Copy each line of the records that contains the word "king".

Data excerpts:
_____

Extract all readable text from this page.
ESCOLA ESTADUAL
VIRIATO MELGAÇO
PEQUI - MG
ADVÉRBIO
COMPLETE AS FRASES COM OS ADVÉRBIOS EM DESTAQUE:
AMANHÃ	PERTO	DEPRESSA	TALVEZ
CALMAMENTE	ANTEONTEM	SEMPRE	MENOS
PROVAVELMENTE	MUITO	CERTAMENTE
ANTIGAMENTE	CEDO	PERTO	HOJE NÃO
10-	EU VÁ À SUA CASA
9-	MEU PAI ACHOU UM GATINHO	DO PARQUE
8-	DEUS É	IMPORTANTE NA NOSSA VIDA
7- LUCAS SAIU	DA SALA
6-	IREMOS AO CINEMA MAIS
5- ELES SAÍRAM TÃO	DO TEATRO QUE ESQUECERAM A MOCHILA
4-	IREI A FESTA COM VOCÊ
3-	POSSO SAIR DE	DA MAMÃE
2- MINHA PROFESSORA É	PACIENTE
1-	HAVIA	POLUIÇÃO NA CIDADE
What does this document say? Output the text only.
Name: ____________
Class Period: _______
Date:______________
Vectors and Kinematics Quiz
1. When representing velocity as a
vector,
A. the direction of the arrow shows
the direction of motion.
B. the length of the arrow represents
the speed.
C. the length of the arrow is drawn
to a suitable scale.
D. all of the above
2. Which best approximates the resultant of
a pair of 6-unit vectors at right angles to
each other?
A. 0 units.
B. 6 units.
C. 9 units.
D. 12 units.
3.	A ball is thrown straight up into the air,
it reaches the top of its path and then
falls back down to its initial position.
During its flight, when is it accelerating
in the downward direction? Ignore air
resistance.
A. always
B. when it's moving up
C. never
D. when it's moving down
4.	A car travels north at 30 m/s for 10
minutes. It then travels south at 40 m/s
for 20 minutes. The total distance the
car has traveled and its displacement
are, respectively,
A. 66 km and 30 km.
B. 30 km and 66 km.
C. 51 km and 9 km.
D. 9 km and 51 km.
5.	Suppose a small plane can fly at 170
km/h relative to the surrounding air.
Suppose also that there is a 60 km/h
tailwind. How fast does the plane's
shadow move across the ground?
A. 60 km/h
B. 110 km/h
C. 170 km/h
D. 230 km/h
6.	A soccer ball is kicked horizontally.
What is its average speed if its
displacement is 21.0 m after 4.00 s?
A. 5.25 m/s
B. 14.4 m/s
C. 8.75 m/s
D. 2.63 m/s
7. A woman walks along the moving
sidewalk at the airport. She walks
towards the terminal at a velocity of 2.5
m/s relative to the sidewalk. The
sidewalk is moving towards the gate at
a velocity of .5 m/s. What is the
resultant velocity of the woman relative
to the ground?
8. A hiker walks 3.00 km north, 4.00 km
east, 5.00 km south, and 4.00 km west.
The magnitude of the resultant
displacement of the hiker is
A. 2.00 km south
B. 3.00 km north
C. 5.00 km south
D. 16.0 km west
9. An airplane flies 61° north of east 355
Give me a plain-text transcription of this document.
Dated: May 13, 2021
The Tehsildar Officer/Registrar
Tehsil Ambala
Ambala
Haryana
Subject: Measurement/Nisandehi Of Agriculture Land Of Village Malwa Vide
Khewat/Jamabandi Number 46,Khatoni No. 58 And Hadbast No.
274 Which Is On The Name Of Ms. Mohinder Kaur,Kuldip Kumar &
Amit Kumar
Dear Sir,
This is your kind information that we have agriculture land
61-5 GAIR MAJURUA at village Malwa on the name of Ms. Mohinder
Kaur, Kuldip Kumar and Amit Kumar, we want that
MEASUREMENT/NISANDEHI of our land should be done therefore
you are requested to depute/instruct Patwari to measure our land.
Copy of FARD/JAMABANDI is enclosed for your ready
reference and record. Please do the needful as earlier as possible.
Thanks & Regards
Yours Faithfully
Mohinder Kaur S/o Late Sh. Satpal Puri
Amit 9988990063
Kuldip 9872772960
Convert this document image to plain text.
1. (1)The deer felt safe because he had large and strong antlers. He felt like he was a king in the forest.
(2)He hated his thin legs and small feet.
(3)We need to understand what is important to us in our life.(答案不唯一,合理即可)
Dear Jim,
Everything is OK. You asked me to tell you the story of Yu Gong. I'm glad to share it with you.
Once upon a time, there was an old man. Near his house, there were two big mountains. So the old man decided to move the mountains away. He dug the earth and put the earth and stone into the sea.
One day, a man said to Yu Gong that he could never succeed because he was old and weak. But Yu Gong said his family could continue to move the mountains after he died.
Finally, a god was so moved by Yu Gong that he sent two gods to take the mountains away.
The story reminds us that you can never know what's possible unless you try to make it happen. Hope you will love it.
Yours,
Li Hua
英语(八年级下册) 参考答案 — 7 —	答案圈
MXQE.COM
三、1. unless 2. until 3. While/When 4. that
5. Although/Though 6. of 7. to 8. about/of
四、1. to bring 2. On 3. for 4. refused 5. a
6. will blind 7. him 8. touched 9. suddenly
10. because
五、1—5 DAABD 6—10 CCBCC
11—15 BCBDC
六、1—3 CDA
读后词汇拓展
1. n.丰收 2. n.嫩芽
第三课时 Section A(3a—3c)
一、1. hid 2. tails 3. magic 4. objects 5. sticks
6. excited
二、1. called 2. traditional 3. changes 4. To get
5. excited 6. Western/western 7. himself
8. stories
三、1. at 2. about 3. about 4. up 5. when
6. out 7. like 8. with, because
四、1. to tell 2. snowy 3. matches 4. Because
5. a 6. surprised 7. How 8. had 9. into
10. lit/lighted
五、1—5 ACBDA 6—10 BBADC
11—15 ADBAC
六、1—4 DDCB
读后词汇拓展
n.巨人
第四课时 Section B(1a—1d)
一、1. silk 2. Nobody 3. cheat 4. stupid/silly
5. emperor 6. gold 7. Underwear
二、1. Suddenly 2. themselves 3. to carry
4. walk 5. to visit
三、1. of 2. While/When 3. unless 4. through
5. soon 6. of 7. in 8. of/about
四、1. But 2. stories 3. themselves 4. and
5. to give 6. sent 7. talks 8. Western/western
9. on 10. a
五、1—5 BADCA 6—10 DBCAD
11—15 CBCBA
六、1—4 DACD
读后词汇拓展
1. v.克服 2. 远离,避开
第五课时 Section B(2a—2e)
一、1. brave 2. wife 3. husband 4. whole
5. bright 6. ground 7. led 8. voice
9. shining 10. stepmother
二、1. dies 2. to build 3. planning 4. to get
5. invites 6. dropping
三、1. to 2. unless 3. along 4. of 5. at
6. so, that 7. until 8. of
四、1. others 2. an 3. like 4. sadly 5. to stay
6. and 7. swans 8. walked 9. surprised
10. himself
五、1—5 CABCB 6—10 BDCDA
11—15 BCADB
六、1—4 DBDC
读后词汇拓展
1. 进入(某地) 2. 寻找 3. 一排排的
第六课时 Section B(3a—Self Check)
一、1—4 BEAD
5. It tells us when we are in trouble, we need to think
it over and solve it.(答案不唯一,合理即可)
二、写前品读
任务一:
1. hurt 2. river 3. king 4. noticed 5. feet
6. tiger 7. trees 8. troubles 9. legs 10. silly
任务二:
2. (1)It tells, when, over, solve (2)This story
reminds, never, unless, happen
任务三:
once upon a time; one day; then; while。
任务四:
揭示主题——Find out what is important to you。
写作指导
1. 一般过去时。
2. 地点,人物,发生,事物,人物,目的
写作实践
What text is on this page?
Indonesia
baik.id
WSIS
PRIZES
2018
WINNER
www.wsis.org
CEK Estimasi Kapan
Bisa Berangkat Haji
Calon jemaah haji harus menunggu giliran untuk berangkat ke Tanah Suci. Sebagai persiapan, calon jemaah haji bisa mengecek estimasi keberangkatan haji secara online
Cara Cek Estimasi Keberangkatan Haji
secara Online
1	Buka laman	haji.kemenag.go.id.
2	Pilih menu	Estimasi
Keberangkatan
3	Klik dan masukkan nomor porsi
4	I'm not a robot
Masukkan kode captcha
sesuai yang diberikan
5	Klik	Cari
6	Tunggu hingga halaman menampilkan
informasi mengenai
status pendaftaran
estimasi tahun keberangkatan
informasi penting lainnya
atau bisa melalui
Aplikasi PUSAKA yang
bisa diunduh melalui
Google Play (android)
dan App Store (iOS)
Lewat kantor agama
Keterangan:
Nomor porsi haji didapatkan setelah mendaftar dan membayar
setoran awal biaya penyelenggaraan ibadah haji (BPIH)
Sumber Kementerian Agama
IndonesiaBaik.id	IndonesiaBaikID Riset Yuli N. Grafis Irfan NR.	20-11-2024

_____

FINISHED ANSWER:
1. (1)The deer felt safe because he had large and strong antlers. He felt like he was a king in the forest.
1. hurt 2. river 3. king 4. noticed 5. feet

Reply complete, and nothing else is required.